Data:

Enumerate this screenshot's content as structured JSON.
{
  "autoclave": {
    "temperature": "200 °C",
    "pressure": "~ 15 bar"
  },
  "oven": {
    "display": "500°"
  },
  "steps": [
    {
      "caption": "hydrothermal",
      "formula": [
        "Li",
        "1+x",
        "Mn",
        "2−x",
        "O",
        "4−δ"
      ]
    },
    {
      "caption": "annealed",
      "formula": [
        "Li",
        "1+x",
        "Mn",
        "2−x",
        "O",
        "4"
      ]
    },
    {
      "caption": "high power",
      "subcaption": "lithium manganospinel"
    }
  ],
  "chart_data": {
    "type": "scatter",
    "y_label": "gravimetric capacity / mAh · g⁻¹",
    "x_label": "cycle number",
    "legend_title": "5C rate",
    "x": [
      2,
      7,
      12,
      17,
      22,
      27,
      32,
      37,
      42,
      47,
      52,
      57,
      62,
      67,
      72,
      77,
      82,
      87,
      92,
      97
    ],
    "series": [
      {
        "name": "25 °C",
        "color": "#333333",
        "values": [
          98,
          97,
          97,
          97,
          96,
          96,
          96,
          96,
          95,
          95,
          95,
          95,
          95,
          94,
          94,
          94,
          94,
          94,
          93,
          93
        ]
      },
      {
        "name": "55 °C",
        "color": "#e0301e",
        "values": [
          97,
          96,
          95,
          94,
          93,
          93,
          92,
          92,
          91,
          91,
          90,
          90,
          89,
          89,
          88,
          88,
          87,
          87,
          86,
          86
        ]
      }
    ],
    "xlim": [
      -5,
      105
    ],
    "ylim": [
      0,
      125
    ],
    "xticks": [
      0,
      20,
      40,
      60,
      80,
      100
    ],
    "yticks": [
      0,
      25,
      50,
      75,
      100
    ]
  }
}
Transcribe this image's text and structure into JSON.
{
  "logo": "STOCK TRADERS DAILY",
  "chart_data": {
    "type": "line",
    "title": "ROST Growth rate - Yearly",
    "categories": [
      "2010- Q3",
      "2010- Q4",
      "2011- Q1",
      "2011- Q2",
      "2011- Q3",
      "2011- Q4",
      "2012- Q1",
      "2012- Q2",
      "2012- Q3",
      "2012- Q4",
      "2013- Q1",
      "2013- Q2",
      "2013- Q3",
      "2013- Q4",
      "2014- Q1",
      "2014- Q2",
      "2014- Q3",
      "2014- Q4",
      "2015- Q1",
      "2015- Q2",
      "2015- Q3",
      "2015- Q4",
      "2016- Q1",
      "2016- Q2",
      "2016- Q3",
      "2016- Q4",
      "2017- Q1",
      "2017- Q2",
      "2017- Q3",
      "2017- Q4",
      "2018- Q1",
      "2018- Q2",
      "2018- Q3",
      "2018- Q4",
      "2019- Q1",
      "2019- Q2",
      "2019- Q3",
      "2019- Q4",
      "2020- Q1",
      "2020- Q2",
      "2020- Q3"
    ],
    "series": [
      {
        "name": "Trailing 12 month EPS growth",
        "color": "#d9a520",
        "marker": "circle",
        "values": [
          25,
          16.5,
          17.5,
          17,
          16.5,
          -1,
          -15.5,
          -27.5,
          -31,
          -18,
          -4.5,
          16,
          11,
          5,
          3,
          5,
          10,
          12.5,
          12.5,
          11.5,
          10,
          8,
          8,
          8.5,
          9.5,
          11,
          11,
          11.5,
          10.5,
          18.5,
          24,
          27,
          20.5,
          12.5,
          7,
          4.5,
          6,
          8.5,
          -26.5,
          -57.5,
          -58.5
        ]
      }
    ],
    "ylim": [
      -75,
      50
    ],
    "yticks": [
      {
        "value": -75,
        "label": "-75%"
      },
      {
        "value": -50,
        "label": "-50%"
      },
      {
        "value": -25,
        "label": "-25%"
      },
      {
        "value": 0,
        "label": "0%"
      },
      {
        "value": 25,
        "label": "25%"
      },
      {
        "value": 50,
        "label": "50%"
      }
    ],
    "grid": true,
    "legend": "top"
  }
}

Set exercise: Reproduce the material above exactly; please quote every line of it.

Complete response:
Enumerate this screenshot's content as structured JSON.
{
  "autoclave": {
    "temperature": "200 °C",
    "pressure": "~ 15 bar"
  },
  "oven": {
    "display": "500°"
  },
  "steps": [
    {
      "caption": "hydrothermal",
      "formula": [
        "Li",
        "1+x",
        "Mn",
        "2−x",
        "O",
        "4−δ"
      ]
    },
    {
      "caption": "annealed",
      "formula": [
        "Li",
        "1+x",
        "Mn",
        "2−x",
        "O",
        "4"
      ]
    },
    {
      "caption": "high power",
      "subcaption": "lithium manganospinel"
    }
  ],
  "chart_data": {
    "type": "scatter",
    "y_label": "gravimetric capacity / mAh · g⁻¹",
    "x_label": "cycle number",
    "legend_title": "5C rate",
    "x": [
      2,
      7,
      12,
      17,
      22,
      27,
      32,
      37,
      42,
      47,
      52,
      57,
      62,
      67,
      72,
      77,
      82,
      87,
      92,
      97
    ],
    "series": [
      {
        "name": "25 °C",
        "color": "#333333",
        "values": [
          98,
          97,
          97,
          97,
          96,
          96,
          96,
          96,
          95,
          95,
          95,
          95,
          95,
          94,
          94,
          94,
          94,
          94,
          93,
          93
        ]
      },
      {
        "name": "55 °C",
        "color": "#e0301e",
        "values": [
          97,
          96,
          95,
          94,
          93,
          93,
          92,
          92,
          91,
          91,
          90,
          90,
          89,
          89,
          88,
          88,
          87,
          87,
          86,
          86
        ]
      }
    ],
    "xlim": [
      -5,
      105
    ],
    "ylim": [
      0,
      125
    ],
    "xticks": [
      0,
      20,
      40,
      60,
      80,
      100
    ],
    "yticks": [
      0,
      25,
      50,
      75,
      100
    ]
  }
}
Transcribe this image's text and structure into JSON.
{
  "logo": "STOCK TRADERS DAILY",
  "chart_data": {
    "type": "line",
    "title": "ROST Growth rate - Yearly",
    "categories": [
      "2010- Q3",
      "2010- Q4",
      "2011- Q1",
      "2011- Q2",
      "2011- Q3",
      "2011- Q4",
      "2012- Q1",
      "2012- Q2",
      "2012- Q3",
      "2012- Q4",
      "2013- Q1",
      "2013- Q2",
      "2013- Q3",
      "2013- Q4",
      "2014- Q1",
      "2014- Q2",
      "2014- Q3",
      "2014- Q4",
      "2015- Q1",
      "2015- Q2",
      "2015- Q3",
      "2015- Q4",
      "2016- Q1",
      "2016- Q2",
      "2016- Q3",
      "2016- Q4",
      "2017- Q1",
      "2017- Q2",
      "2017- Q3",
      "2017- Q4",
      "2018- Q1",
      "2018- Q2",
      "2018- Q3",
      "2018- Q4",
      "2019- Q1",
      "2019- Q2",
      "2019- Q3",
      "2019- Q4",
      "2020- Q1",
      "2020- Q2",
      "2020- Q3"
    ],
    "series": [
      {
        "name": "Trailing 12 month EPS growth",
        "color": "#d9a520",
        "marker": "circle",
        "values": [
          25,
          16.5,
          17.5,
          17,
          16.5,
          -1,
          -15.5,
          -27.5,
          -31,
          -18,
          -4.5,
          16,
          11,
          5,
          3,
          5,
          10,
          12.5,
          12.5,
          11.5,
          10,
          8,
          8,
          8.5,
          9.5,
          11,
          11,
          11.5,
          10.5,
          18.5,
          24,
          27,
          20.5,
          12.5,
          7,
          4.5,
          6,
          8.5,
          -26.5,
          -57.5,
          -58.5
        ]
      }
    ],
    "ylim": [
      -75,
      50
    ],
    "yticks": [
      {
        "value": -75,
        "label": "-75%"
      },
      {
        "value": -50,
        "label": "-50%"
      },
      {
        "value": -25,
        "label": "-25%"
      },
      {
        "value": 0,
        "label": "0%"
      },
      {
        "value": 25,
        "label": "25%"
      },
      {
        "value": 50,
        "label": "50%"
      }
    ],
    "grid": true,
    "legend": "top"
  }
}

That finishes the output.